TASK TO COMPLETE:
Say how many lines of these entries include the word "payOrder", and answer with the number alone.

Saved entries
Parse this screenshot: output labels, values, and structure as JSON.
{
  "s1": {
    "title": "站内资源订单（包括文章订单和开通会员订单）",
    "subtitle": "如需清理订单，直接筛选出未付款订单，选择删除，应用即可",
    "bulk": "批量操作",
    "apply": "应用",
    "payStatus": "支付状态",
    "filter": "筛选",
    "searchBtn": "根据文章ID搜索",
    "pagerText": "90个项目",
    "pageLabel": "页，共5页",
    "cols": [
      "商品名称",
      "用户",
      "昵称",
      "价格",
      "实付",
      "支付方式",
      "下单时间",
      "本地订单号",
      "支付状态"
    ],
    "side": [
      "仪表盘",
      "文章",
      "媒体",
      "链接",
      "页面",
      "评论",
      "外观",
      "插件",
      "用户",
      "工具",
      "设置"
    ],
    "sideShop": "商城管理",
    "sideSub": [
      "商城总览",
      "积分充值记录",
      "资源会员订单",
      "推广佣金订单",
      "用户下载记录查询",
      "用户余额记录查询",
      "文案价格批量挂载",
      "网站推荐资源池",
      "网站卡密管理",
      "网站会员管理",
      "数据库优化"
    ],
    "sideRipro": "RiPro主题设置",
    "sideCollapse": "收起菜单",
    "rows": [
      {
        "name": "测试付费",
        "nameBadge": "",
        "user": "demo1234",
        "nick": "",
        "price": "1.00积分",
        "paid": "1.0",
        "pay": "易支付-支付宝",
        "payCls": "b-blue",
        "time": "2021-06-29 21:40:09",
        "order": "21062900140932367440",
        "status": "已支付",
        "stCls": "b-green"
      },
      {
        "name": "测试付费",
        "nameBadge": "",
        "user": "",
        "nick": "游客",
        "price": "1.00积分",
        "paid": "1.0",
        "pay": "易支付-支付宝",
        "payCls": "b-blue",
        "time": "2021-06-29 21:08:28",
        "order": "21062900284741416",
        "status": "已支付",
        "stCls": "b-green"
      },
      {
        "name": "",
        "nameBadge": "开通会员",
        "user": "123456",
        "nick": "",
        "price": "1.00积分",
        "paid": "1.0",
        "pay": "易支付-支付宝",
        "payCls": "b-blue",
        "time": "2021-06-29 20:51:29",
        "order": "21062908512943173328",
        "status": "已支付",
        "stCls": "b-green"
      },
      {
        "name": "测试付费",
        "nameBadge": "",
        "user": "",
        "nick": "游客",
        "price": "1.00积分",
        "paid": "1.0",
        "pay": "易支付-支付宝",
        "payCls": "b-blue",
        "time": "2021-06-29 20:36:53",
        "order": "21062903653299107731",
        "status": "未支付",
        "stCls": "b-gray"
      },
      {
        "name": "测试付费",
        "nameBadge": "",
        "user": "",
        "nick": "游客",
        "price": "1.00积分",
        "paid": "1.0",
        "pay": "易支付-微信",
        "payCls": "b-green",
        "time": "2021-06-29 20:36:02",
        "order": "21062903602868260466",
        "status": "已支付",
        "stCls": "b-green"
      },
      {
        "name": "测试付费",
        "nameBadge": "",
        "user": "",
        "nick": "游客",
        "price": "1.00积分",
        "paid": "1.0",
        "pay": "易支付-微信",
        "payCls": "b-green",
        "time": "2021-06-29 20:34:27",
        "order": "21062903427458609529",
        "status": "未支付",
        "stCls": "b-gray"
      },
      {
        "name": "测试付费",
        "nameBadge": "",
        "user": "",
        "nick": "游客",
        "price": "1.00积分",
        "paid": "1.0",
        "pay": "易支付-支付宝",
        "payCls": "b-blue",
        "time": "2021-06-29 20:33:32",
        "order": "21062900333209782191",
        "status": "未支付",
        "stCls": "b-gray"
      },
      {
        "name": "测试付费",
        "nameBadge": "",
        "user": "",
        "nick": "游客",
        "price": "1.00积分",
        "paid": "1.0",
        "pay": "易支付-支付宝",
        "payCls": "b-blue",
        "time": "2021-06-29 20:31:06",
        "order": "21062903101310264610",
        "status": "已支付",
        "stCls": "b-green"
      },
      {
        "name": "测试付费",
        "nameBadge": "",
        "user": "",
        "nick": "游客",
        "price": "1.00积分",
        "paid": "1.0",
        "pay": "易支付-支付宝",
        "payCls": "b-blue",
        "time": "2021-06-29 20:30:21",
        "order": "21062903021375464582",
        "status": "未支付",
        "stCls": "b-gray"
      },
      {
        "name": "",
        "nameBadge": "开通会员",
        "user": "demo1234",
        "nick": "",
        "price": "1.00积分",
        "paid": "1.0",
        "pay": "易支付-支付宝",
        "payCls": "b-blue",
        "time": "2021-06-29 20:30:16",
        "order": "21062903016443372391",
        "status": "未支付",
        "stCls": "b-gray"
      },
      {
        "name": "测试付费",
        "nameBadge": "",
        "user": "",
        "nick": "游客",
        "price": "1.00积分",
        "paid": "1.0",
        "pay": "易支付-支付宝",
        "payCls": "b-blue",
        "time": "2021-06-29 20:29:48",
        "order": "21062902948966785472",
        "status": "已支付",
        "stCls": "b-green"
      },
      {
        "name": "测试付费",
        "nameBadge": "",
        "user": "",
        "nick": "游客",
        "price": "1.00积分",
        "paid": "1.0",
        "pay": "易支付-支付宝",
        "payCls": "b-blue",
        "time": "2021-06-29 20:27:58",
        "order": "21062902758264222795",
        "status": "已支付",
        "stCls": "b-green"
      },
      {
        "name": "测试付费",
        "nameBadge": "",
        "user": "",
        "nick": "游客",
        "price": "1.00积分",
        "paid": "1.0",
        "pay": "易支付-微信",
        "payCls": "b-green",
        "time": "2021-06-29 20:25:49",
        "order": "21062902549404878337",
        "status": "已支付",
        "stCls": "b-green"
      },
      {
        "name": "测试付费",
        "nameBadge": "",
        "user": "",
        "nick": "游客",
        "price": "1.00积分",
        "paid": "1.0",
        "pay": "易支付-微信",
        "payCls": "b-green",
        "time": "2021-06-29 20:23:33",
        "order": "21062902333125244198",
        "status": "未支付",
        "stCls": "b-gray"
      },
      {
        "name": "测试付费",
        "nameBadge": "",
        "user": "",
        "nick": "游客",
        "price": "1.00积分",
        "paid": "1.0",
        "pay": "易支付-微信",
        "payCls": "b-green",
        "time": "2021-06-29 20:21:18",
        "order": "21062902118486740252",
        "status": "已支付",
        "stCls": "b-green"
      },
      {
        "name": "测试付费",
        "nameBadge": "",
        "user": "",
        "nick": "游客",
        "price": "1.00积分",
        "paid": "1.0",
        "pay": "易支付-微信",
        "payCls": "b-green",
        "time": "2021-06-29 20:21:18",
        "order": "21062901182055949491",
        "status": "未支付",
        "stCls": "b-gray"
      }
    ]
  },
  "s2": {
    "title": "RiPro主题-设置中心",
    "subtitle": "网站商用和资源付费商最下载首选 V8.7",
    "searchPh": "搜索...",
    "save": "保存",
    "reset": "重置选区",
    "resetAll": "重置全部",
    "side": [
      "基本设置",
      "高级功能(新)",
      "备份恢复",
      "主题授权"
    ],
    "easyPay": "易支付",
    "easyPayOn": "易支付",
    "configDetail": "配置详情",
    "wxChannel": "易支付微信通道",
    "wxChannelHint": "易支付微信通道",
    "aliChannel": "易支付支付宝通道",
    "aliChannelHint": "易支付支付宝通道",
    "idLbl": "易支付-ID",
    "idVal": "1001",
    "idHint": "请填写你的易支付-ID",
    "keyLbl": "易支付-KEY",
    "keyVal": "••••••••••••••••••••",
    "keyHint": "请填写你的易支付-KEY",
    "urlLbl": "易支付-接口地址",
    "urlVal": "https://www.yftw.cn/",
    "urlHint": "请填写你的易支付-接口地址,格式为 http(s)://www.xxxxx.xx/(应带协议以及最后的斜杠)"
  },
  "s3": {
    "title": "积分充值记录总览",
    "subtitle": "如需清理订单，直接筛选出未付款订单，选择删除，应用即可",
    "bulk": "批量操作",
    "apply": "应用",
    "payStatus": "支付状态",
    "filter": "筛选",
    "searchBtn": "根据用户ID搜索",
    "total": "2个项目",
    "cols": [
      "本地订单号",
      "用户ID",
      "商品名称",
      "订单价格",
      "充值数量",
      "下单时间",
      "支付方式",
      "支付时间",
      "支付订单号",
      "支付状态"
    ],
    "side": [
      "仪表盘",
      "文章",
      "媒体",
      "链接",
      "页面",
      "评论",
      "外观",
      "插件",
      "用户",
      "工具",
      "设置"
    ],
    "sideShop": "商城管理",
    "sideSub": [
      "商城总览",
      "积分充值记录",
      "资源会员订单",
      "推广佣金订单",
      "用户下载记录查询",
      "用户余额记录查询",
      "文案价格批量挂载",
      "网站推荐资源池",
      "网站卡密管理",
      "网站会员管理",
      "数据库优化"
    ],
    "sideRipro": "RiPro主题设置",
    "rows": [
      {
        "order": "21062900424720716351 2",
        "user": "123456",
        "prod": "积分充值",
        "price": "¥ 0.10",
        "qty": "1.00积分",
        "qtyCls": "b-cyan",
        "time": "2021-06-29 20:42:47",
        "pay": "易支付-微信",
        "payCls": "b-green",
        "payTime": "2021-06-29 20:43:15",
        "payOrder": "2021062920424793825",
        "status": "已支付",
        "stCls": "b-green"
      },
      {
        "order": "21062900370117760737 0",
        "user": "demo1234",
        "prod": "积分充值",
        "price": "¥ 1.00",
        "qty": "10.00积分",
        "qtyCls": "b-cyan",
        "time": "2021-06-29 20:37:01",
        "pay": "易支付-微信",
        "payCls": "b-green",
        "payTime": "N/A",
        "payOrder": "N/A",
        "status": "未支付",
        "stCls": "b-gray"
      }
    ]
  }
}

RESULT:
2